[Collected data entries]
::::::::

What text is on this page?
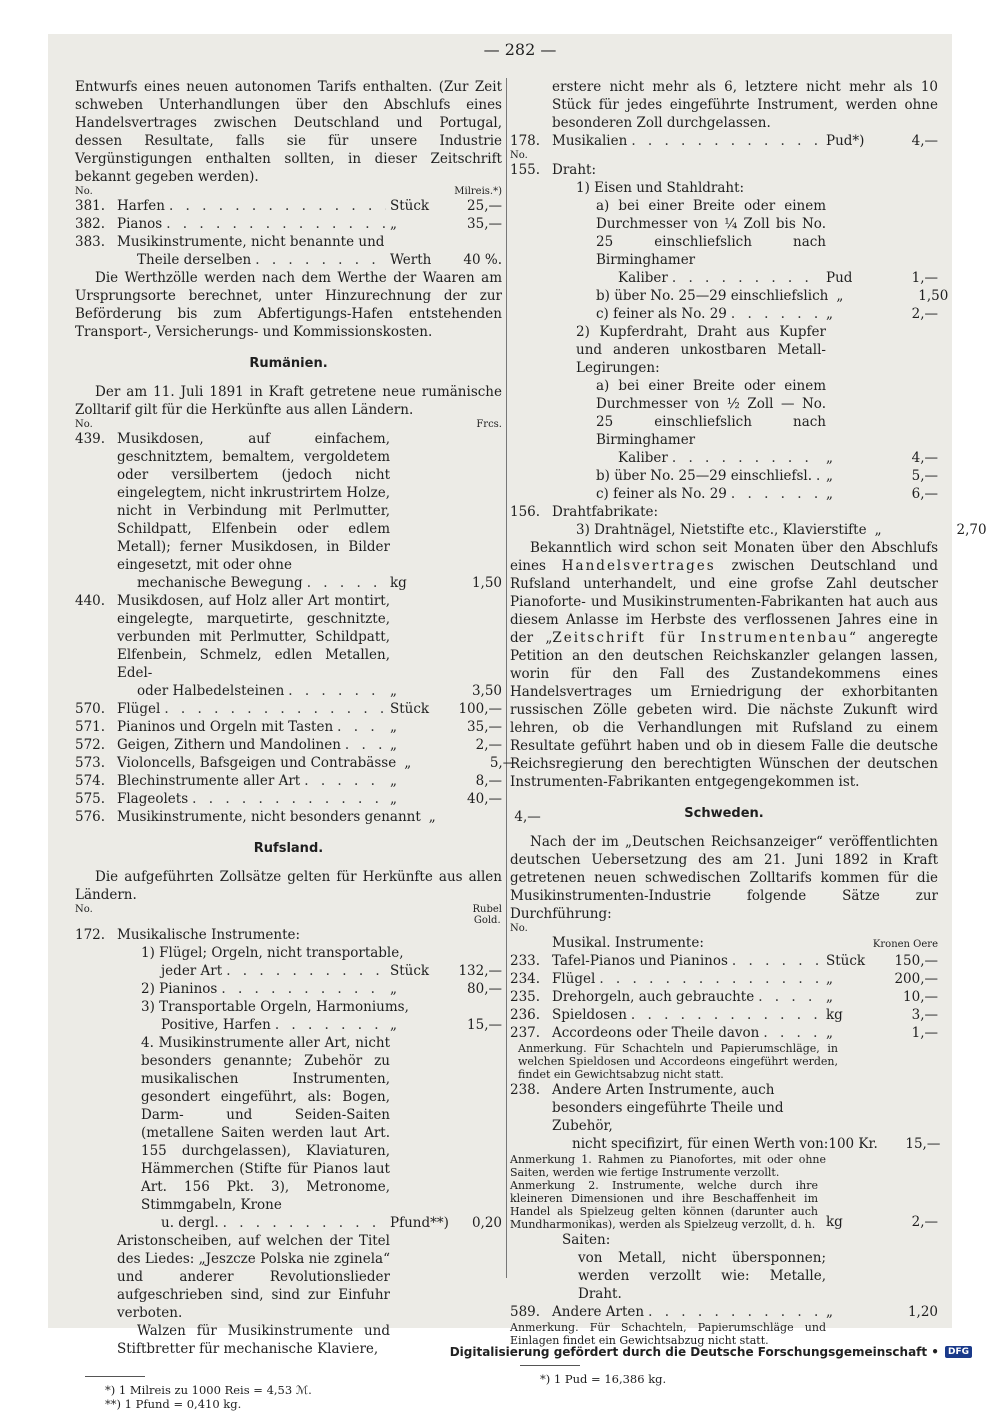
— 282 —

Entwurfs eines neuen autonomen Tarifs enthalten. (Zur Zeit schweben Unterhandlungen über den Abschlufs eines Handelsvertrages zwischen Deutschland und Portugal, dessen Resultate, falls sie für unsere Industrie Vergünstigungen enthalten sollten, in dieser Zeitschrift bekannt gegeben werden).

No.	Milreis.*)
381. Harfen . . .	Stück	25,—
382. Pianos . . .	„	35,—
383. Musikinstrumente, nicht benannte und
Theile derselben . . .	Werth	40 %.

Die Werthzölle werden nach dem Werthe der Waaren am Ursprungsorte berechnet, unter Hinzurechnung der zur Beförderung bis zum Abfertigungs-Hafen entstehenden Transport-, Versicherungs- und Kommissionskosten.

Rumänien.

Der am 11. Juli 1891 in Kraft getretene neue rumänische Zolltarif gilt für die Herkünfte aus allen Ländern.

No.	Frcs.
439. Musikdosen, auf einfachem, geschnitztem, bemaltem, vergoldetem oder versilbertem (jedoch nicht eingelegtem, nicht inkrustrirtem Holze, nicht in Verbindung mit Perlmutter, Schildpatt, Elfenbein oder edlem Metall); ferner Musikdosen, in Bilder eingesetzt, mit oder ohne
mechanische Bewegung . . .	kg	1,50
440. Musikdosen, auf Holz aller Art montirt, eingelegte, marquetirte, geschnitzte, verbunden mit Perlmutter, Schildpatt, Elfenbein, Schmelz, edlen Metallen, Edel-
oder Halbedelsteinen . . .	„	3,50
570. Flügel . . .	Stück	100,—
571. Pianinos und Orgeln mit Tasten . . .	„	35,—
572. Geigen, Zithern und Mandolinen . . .	„	2,—
573. Violoncells, Bafsgeigen und Contrabässe „	5,—
574. Blechinstrumente aller Art . . .	„	8,—
575. Flageolets . . .	„	40,—
576. Musikinstrumente, nicht besonders genannt „	4,—
Rufsland.

Die aufgeführten Zollsätze gelten für Herkünfte aus allen Ländern.

No.	Rubel
Gold.
172. Musikalische Instrumente:
1) Flügel; Orgeln, nicht transportable,
jeder Art . . .	Stück	132,—
2) Pianinos . . .	„	80,—
3) Transportable Orgeln, Harmoniums,
Positive, Harfen . . .	„	15,—

4. Musikinstrumente aller Art, nicht besonders genannte; Zubehör zu musikalischen Instrumenten, gesondert eingeführt, als: Bogen, Darm- und Seiden-Saiten (metallene Saiten werden laut Art. 155 durchgelassen), Klaviaturen, Hämmerchen (Stifte für Pianos laut Art. 156 Pkt. 3), Metronome, Stimmgabeln, Krone

u. dergl. . . .	Pfund**)	0,20

Aristonscheiben, auf welchen der Titel des Liedes: „Jeszcze Polska nie zginela“ und anderer Revolutionslieder aufgeschrieben sind, sind zur Einfuhr verboten.

Walzen für Musikinstrumente und Stiftbretter für mechanische Klaviere,

*) 1 Milreis zu 1000 Reis = 4,53 ℳ.
**) 1 Pfund = 0,410 kg.

erstere nicht mehr als 6, letztere nicht mehr als 10 Stück für jedes eingeführte Instrument, werden ohne besonderen Zoll durchgelassen.

178. Musikalien . . .	Pud*)	4,—
No.
155. Draht:
1) Eisen und Stahldraht:

a) bei einer Breite oder einem Durchmesser von ¼ Zoll bis No. 25 einschliefslich nach Birminghamer

Kaliber . . .	Pud	1,—
b) über No. 25—29 einschliefslich „	1,50
c) feiner als No. 29 . . .	„	2,—

2) Kupferdraht, Draht aus Kupfer und anderen unkostbaren Metall-Legirungen:

a) bei einer Breite oder einem Durchmesser von ½ Zoll — No. 25 einschliefslich nach Birminghamer

Kaliber . . .	„	4,—
b) über No. 25—29 einschliefsl. . . . „	5,—
c) feiner als No. 29 . . .	„	6,—
156. Drahtfabrikate:
3) Drahtnägel, Nietstifte etc., Klavierstifte „	2,70

Bekanntlich wird schon seit Monaten über den Abschlufs eines Handelsvertrages zwischen Deutschland und Rufsland unterhandelt, und eine grofse Zahl deutscher Pianoforte- und Musikinstrumenten-Fabrikanten hat auch aus diesem Anlasse im Herbste des verflossenen Jahres eine in der „Zeitschrift für Instrumentenbau“ angeregte Petition an den deutschen Reichskanzler gelangen lassen, worin für den Fall des Zustandekommens eines Handelsvertrages um Erniedrigung der exhorbitanten russischen Zölle gebeten wird. Die nächste Zukunft wird lehren, ob die Verhandlungen mit Rufsland zu einem Resultate geführt haben und ob in diesem Falle die deutsche Reichsregierung den berechtigten Wünschen der deutschen Instrumenten-Fabrikanten entgegengekommen ist.

Schweden.

Nach der im „Deutschen Reichsanzeiger“ veröffentlichten deutschen Uebersetzung des am 21. Juni 1892 in Kraft getretenen neuen schwedischen Zolltarifs kommen für die Musikinstrumenten-Industrie folgende Sätze zur Durchführung:

No.
Musikal. Instrumente:	Kronen Oere
233. Tafel-Pianos und Pianinos . . .	Stück	150,—
234. Flügel . . .	„	200,—
235. Drehorgeln, auch gebrauchte . . .	„	10,—
236. Spieldosen . . .	kg	3,—
237. Accordeons oder Theile davon . . .	„	1,—

Anmerkung. Für Schachteln und Papierumschläge, in welchen Spieldosen und Accordeons eingeführt werden, findet ein Gewichtsabzug nicht statt.

238. Andere Arten Instrumente, auch besonders eingeführte Theile und Zubehör,
nicht specifizirt, für einen Werth von: 100 Kr.	15,—

Anmerkung 1. Rahmen zu Pianofortes, mit oder ohne Saiten, werden wie fertige Instrumente verzollt.

Anmerkung 2. Instrumente, welche durch ihre kleineren Dimensionen und ihre Beschaffenheit im Handel als Spielzeug gelten können (darunter auch Mundharmonikas), werden als Spielzeug verzollt, d. h. kg	2,—
Saiten:

von Metall, nicht übersponnen; werden verzollt wie: Metalle, Draht.

589. Andere Arten . . .	„	1,20

Anmerkung. Für Schachteln, Papierumschläge und Einlagen findet ein Gewichtsabzug nicht statt.

*) 1 Pud = 16,386 kg.
Digitalisierung gefördert durch die Deutsche Forschungsgemeinschaft •	DFG
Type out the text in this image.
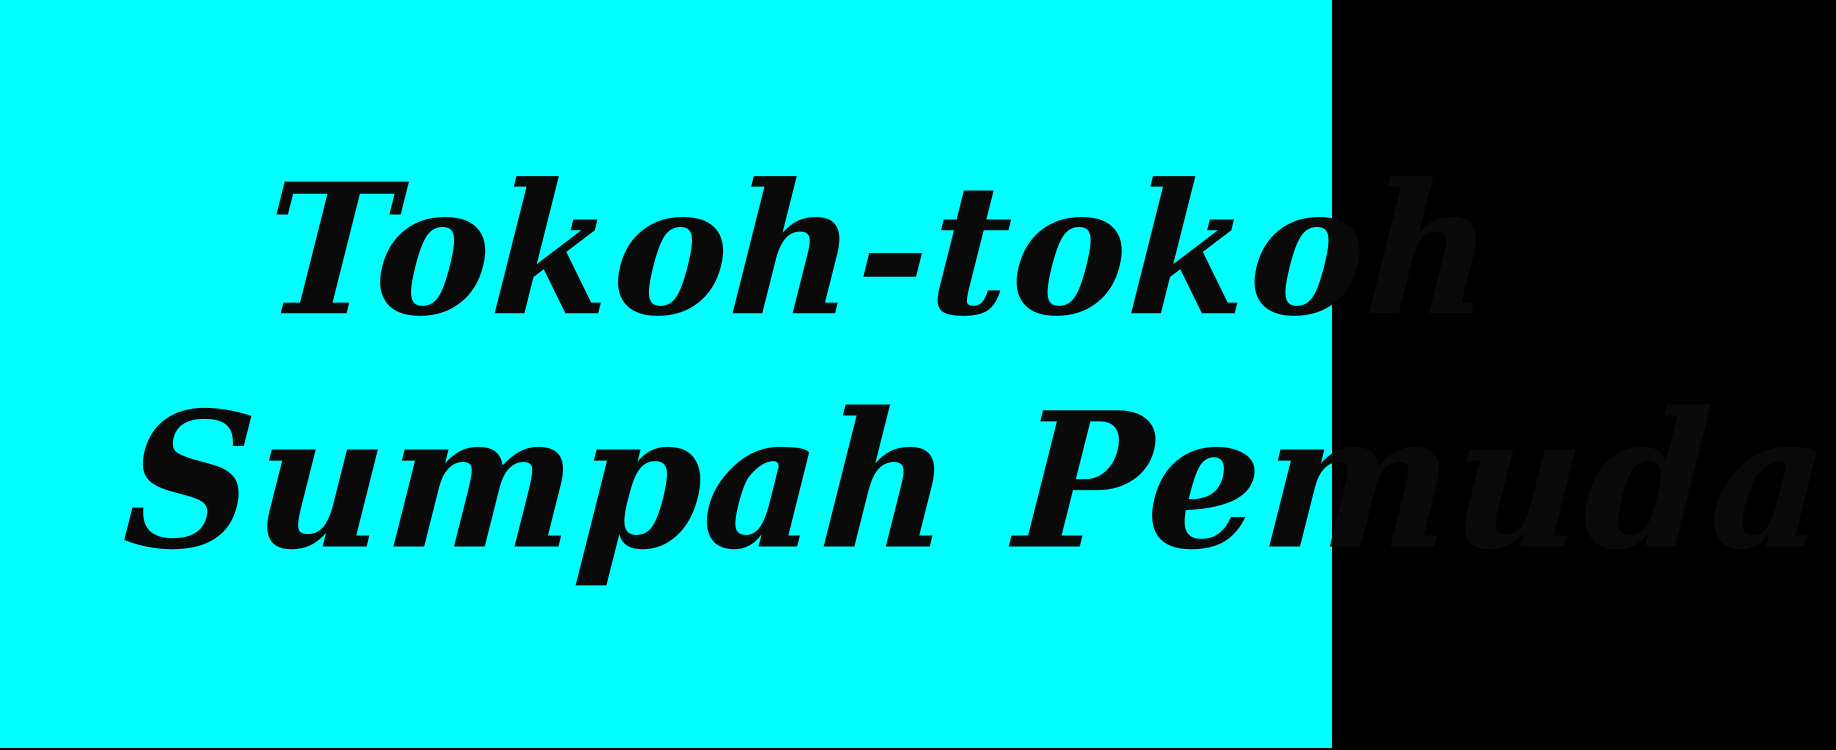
Tokoh-tokoh
Sumpah Pemuda
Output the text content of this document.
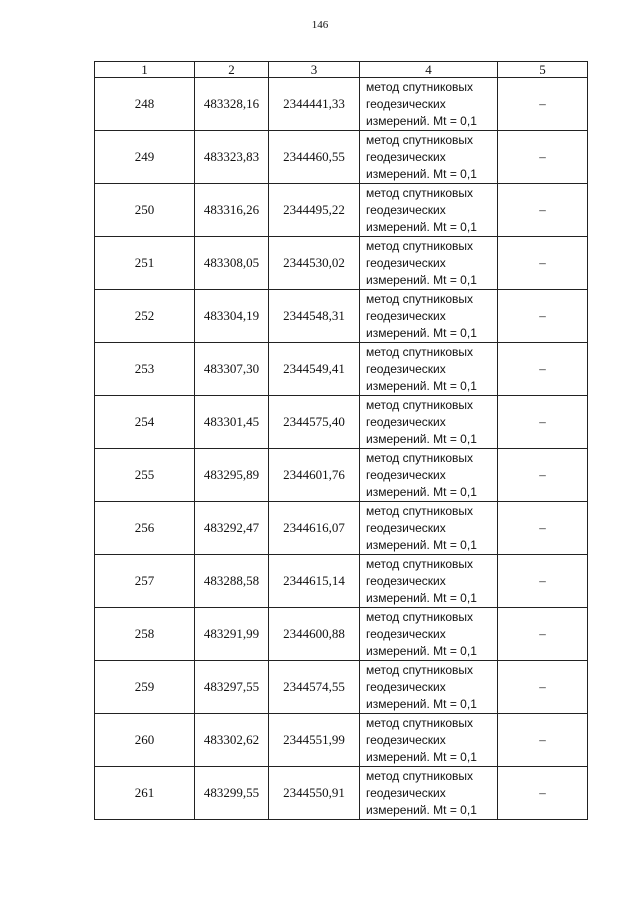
146
1	2	3	4	5
248	483328,16	2344441,33	метод спутниковых
геодезических
измерений. Mt = 0,1	–
249	483323,83	2344460,55	метод спутниковых
геодезических
измерений. Mt = 0,1	–
250	483316,26	2344495,22	метод спутниковых
геодезических
измерений. Mt = 0,1	–
251	483308,05	2344530,02	метод спутниковых
геодезических
измерений. Mt = 0,1	–
252	483304,19	2344548,31	метод спутниковых
геодезических
измерений. Mt = 0,1	–
253	483307,30	2344549,41	метод спутниковых
геодезических
измерений. Mt = 0,1	–
254	483301,45	2344575,40	метод спутниковых
геодезических
измерений. Mt = 0,1	–
255	483295,89	2344601,76	метод спутниковых
геодезических
измерений. Mt = 0,1	–
256	483292,47	2344616,07	метод спутниковых
геодезических
измерений. Mt = 0,1	–
257	483288,58	2344615,14	метод спутниковых
геодезических
измерений. Mt = 0,1	–
258	483291,99	2344600,88	метод спутниковых
геодезических
измерений. Mt = 0,1	–
259	483297,55	2344574,55	метод спутниковых
геодезических
измерений. Mt = 0,1	–
260	483302,62	2344551,99	метод спутниковых
геодезических
измерений. Mt = 0,1	–
261	483299,55	2344550,91	метод спутниковых
геодезических
измерений. Mt = 0,1	–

::::::::

Exercise details. Copy every record character for character. Skip the pictures.

Task output.
What text is on this page?
— 282 —

Entwurfs eines neuen autonomen Tarifs enthalten. (Zur Zeit schweben Unterhandlungen über den Abschlufs eines Handelsvertrages zwischen Deutschland und Portugal, dessen Resultate, falls sie für unsere Industrie Vergünstigungen enthalten sollten, in dieser Zeitschrift bekannt gegeben werden).

No.	Milreis.*)
381. Harfen . . .	Stück	25,—
382. Pianos . . .	„	35,—
383. Musikinstrumente, nicht benannte und
Theile derselben . . .	Werth	40 %.

Die Werthzölle werden nach dem Werthe der Waaren am Ursprungsorte berechnet, unter Hinzurechnung der zur Beförderung bis zum Abfertigungs-Hafen entstehenden Transport-, Versicherungs- und Kommissionskosten.

Rumänien.

Der am 11. Juli 1891 in Kraft getretene neue rumänische Zolltarif gilt für die Herkünfte aus allen Ländern.

No.	Frcs.
439. Musikdosen, auf einfachem, geschnitztem, bemaltem, vergoldetem oder versilbertem (jedoch nicht eingelegtem, nicht inkrustrirtem Holze, nicht in Verbindung mit Perlmutter, Schildpatt, Elfenbein oder edlem Metall); ferner Musikdosen, in Bilder eingesetzt, mit oder ohne
mechanische Bewegung . . .	kg	1,50
440. Musikdosen, auf Holz aller Art montirt, eingelegte, marquetirte, geschnitzte, verbunden mit Perlmutter, Schildpatt, Elfenbein, Schmelz, edlen Metallen, Edel-
oder Halbedelsteinen . . .	„	3,50
570. Flügel . . .	Stück	100,—
571. Pianinos und Orgeln mit Tasten . . .	„	35,—
572. Geigen, Zithern und Mandolinen . . .	„	2,—
573. Violoncells, Bafsgeigen und Contrabässe „	5,—
574. Blechinstrumente aller Art . . .	„	8,—
575. Flageolets . . .	„	40,—
576. Musikinstrumente, nicht besonders genannt „	4,—
Rufsland.

Die aufgeführten Zollsätze gelten für Herkünfte aus allen Ländern.

No.	Rubel
Gold.
172. Musikalische Instrumente:
1) Flügel; Orgeln, nicht transportable,
jeder Art . . .	Stück	132,—
2) Pianinos . . .	„	80,—
3) Transportable Orgeln, Harmoniums,
Positive, Harfen . . .	„	15,—

4. Musikinstrumente aller Art, nicht besonders genannte; Zubehör zu musikalischen Instrumenten, gesondert eingeführt, als: Bogen, Darm- und Seiden-Saiten (metallene Saiten werden laut Art. 155 durchgelassen), Klaviaturen, Hämmerchen (Stifte für Pianos laut Art. 156 Pkt. 3), Metronome, Stimmgabeln, Krone

u. dergl. . . .	Pfund**)	0,20

Aristonscheiben, auf welchen der Titel des Liedes: „Jeszcze Polska nie zginela“ und anderer Revolutionslieder aufgeschrieben sind, sind zur Einfuhr verboten.

Walzen für Musikinstrumente und Stiftbretter für mechanische Klaviere,

*) 1 Milreis zu 1000 Reis = 4,53 ℳ.
**) 1 Pfund = 0,410 kg.

erstere nicht mehr als 6, letztere nicht mehr als 10 Stück für jedes eingeführte Instrument, werden ohne besonderen Zoll durchgelassen.

178. Musikalien . . .	Pud*)	4,—
No.
155. Draht:
1) Eisen und Stahldraht:

a) bei einer Breite oder einem Durchmesser von ¼ Zoll bis No. 25 einschliefslich nach Birminghamer

Kaliber . . .	Pud	1,—
b) über No. 25—29 einschliefslich „	1,50
c) feiner als No. 29 . . .	„	2,—

2) Kupferdraht, Draht aus Kupfer und anderen unkostbaren Metall-Legirungen:

a) bei einer Breite oder einem Durchmesser von ½ Zoll — No. 25 einschliefslich nach Birminghamer

Kaliber . . .	„	4,—
b) über No. 25—29 einschliefsl. . . . „	5,—
c) feiner als No. 29 . . .	„	6,—
156. Drahtfabrikate:
3) Drahtnägel, Nietstifte etc., Klavierstifte „	2,70

Bekanntlich wird schon seit Monaten über den Abschlufs eines Handelsvertrages zwischen Deutschland und Rufsland unterhandelt, und eine grofse Zahl deutscher Pianoforte- und Musikinstrumenten-Fabrikanten hat auch aus diesem Anlasse im Herbste des verflossenen Jahres eine in der „Zeitschrift für Instrumentenbau“ angeregte Petition an den deutschen Reichskanzler gelangen lassen, worin für den Fall des Zustandekommens eines Handelsvertrages um Erniedrigung der exhorbitanten russischen Zölle gebeten wird. Die nächste Zukunft wird lehren, ob die Verhandlungen mit Rufsland zu einem Resultate geführt haben und ob in diesem Falle die deutsche Reichsregierung den berechtigten Wünschen der deutschen Instrumenten-Fabrikanten entgegengekommen ist.

Schweden.

Nach der im „Deutschen Reichsanzeiger“ veröffentlichten deutschen Uebersetzung des am 21. Juni 1892 in Kraft getretenen neuen schwedischen Zolltarifs kommen für die Musikinstrumenten-Industrie folgende Sätze zur Durchführung:

No.
Musikal. Instrumente:	Kronen Oere
233. Tafel-Pianos und Pianinos . . .	Stück	150,—
234. Flügel . . .	„	200,—
235. Drehorgeln, auch gebrauchte . . .	„	10,—
236. Spieldosen . . .	kg	3,—
237. Accordeons oder Theile davon . . .	„	1,—

Anmerkung. Für Schachteln und Papierumschläge, in welchen Spieldosen und Accordeons eingeführt werden, findet ein Gewichtsabzug nicht statt.

238. Andere Arten Instrumente, auch besonders eingeführte Theile und Zubehör,
nicht specifizirt, für einen Werth von: 100 Kr.	15,—

Anmerkung 1. Rahmen zu Pianofortes, mit oder ohne Saiten, werden wie fertige Instrumente verzollt.

Anmerkung 2. Instrumente, welche durch ihre kleineren Dimensionen und ihre Beschaffenheit im Handel als Spielzeug gelten können (darunter auch Mundharmonikas), werden als Spielzeug verzollt, d. h. kg	2,—
Saiten:

von Metall, nicht übersponnen; werden verzollt wie: Metalle, Draht.

589. Andere Arten . . .	„	1,20

Anmerkung. Für Schachteln, Papierumschläge und Einlagen findet ein Gewichtsabzug nicht statt.

*) 1 Pud = 16,386 kg.
Digitalisierung gefördert durch die Deutsche Forschungsgemeinschaft •	DFG
Type out the text in this image.
Tokoh-tokoh
Sumpah Pemuda
Output the text content of this document.
146
1	2	3	4	5
248	483328,16	2344441,33	метод спутниковых
геодезических
измерений. Mt = 0,1	–
249	483323,83	2344460,55	метод спутниковых
геодезических
измерений. Mt = 0,1	–
250	483316,26	2344495,22	метод спутниковых
геодезических
измерений. Mt = 0,1	–
251	483308,05	2344530,02	метод спутниковых
геодезических
измерений. Mt = 0,1	–
252	483304,19	2344548,31	метод спутниковых
геодезических
измерений. Mt = 0,1	–
253	483307,30	2344549,41	метод спутниковых
геодезических
измерений. Mt = 0,1	–
254	483301,45	2344575,40	метод спутниковых
геодезических
измерений. Mt = 0,1	–
255	483295,89	2344601,76	метод спутниковых
геодезических
измерений. Mt = 0,1	–
256	483292,47	2344616,07	метод спутниковых
геодезических
измерений. Mt = 0,1	–
257	483288,58	2344615,14	метод спутниковых
геодезических
измерений. Mt = 0,1	–
258	483291,99	2344600,88	метод спутниковых
геодезических
измерений. Mt = 0,1	–
259	483297,55	2344574,55	метод спутниковых
геодезических
измерений. Mt = 0,1	–
260	483302,62	2344551,99	метод спутниковых
геодезических
измерений. Mt = 0,1	–
261	483299,55	2344550,91	метод спутниковых
геодезических
измерений. Mt = 0,1	–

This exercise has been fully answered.